Records excerpted from a collection:
----

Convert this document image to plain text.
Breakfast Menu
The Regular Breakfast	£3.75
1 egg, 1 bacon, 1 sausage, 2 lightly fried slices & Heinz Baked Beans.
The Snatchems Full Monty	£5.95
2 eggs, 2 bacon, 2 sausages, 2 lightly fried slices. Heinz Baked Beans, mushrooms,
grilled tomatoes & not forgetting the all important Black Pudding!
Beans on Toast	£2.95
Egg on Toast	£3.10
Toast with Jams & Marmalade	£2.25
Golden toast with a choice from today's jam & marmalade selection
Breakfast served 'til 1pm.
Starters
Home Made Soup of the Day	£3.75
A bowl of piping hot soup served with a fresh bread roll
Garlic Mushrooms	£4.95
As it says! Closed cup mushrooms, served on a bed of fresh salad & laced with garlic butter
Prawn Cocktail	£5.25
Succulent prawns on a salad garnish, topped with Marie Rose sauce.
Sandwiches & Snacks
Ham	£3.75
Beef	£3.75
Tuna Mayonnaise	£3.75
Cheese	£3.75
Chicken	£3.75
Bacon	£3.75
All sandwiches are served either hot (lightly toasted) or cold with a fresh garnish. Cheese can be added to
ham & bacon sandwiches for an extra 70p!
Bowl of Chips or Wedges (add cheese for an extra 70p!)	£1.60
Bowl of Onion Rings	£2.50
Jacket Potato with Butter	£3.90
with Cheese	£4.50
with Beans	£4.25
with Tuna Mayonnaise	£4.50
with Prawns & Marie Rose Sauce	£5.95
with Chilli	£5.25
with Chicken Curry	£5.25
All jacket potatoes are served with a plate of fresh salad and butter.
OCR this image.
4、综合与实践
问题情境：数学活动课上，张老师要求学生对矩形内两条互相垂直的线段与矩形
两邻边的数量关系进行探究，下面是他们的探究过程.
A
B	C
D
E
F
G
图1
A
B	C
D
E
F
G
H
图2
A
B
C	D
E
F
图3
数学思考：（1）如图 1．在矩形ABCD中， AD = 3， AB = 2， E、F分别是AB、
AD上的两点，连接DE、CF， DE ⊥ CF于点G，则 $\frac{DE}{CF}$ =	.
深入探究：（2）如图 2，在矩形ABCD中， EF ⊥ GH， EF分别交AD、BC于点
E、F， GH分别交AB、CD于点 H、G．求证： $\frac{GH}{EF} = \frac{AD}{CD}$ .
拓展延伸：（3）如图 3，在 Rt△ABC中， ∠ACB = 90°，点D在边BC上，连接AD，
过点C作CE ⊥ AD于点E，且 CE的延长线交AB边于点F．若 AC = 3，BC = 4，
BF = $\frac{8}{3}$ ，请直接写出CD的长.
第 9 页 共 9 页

----

What you should do.
Copy every line from the entries that contains the word "this".

Full solution.
Convert this document image to plain text.
OCR this image.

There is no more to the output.